TASK REQUIREMENTS: What is needed is an exact copy of the entries below, from the line that contains "Give me a plain-text" through the final line, both included, and nothing else.

Stored entries

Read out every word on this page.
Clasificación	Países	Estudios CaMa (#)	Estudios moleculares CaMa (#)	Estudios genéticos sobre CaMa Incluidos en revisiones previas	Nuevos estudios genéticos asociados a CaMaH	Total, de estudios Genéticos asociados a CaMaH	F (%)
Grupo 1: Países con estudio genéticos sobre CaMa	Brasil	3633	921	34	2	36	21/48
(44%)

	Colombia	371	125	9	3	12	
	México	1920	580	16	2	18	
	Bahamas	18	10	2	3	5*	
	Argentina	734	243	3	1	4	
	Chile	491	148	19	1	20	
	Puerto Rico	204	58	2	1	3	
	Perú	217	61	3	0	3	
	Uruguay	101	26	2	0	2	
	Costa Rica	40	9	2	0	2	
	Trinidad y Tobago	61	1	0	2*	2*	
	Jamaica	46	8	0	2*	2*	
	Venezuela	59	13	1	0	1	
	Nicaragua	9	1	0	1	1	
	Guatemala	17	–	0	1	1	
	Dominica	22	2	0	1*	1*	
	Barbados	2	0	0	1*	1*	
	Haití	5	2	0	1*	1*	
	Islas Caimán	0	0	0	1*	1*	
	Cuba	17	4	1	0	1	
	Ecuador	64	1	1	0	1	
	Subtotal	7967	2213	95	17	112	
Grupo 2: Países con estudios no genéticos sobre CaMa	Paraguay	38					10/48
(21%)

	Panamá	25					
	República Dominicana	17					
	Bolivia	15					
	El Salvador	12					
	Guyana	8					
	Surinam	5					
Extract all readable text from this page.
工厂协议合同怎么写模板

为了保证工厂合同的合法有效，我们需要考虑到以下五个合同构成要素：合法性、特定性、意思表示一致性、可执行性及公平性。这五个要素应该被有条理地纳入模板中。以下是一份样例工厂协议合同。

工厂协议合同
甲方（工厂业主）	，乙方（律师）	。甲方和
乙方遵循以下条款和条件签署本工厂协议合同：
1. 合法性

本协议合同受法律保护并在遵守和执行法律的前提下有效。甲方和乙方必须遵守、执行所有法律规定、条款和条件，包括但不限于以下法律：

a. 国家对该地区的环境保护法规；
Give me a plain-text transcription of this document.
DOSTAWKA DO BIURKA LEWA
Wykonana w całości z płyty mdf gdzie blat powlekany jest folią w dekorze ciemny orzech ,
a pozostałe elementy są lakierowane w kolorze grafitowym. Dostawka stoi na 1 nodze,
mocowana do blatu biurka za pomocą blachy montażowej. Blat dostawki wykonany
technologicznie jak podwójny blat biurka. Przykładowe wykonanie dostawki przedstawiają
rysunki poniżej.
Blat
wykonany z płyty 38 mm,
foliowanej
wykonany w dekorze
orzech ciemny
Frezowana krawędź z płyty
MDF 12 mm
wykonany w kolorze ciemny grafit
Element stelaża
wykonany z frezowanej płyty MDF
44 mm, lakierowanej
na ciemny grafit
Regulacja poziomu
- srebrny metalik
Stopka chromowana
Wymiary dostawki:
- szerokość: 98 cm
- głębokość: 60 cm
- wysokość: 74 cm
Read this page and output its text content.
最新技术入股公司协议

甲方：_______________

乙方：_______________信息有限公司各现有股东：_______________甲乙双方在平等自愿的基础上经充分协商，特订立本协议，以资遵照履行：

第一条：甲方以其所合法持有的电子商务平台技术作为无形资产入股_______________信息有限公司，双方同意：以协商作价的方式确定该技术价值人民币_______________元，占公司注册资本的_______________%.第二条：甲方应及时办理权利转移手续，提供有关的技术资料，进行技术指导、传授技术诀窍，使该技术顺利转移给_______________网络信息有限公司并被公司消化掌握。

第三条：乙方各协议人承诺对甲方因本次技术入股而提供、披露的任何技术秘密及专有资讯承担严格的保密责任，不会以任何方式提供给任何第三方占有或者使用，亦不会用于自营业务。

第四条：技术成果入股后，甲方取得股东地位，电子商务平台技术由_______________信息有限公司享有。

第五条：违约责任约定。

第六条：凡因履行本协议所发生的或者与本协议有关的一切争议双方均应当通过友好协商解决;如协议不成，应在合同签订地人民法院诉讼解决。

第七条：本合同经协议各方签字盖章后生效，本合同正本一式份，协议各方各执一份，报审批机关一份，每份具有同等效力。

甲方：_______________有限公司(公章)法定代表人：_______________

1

EXPECTED ANSWER:
Give me a plain-text transcription of this document.
DOSTAWKA DO BIURKA LEWA
Wykonana w całości z płyty mdf gdzie blat powlekany jest folią w dekorze ciemny orzech ,
a pozostałe elementy są lakierowane w kolorze grafitowym. Dostawka stoi na 1 nodze,
mocowana do blatu biurka za pomocą blachy montażowej. Blat dostawki wykonany
technologicznie jak podwójny blat biurka. Przykładowe wykonanie dostawki przedstawiają
rysunki poniżej.
Blat
wykonany z płyty 38 mm,
foliowanej
wykonany w dekorze
orzech ciemny
Frezowana krawędź z płyty
MDF 12 mm
wykonany w kolorze ciemny grafit
Element stelaża
wykonany z frezowanej płyty MDF
44 mm, lakierowanej
na ciemny grafit
Regulacja poziomu
- srebrny metalik
Stopka chromowana
Wymiary dostawki:
- szerokość: 98 cm
- głębokość: 60 cm
- wysokość: 74 cm
Read this page and output its text content.
最新技术入股公司协议

甲方：_______________

乙方：_______________信息有限公司各现有股东：_______________甲乙双方在平等自愿的基础上经充分协商，特订立本协议，以资遵照履行：

第一条：甲方以其所合法持有的电子商务平台技术作为无形资产入股_______________信息有限公司，双方同意：以协商作价的方式确定该技术价值人民币_______________元，占公司注册资本的_______________%.第二条：甲方应及时办理权利转移手续，提供有关的技术资料，进行技术指导、传授技术诀窍，使该技术顺利转移给_______________网络信息有限公司并被公司消化掌握。

第三条：乙方各协议人承诺对甲方因本次技术入股而提供、披露的任何技术秘密及专有资讯承担严格的保密责任，不会以任何方式提供给任何第三方占有或者使用，亦不会用于自营业务。

第四条：技术成果入股后，甲方取得股东地位，电子商务平台技术由_______________信息有限公司享有。

第五条：违约责任约定。

第六条：凡因履行本协议所发生的或者与本协议有关的一切争议双方均应当通过友好协商解决;如协议不成，应在合同签订地人民法院诉讼解决。

第七条：本合同经协议各方签字盖章后生效，本合同正本一式份，协议各方各执一份，报审批机关一份，每份具有同等效力。

甲方：_______________有限公司(公章)法定代表人：_______________

1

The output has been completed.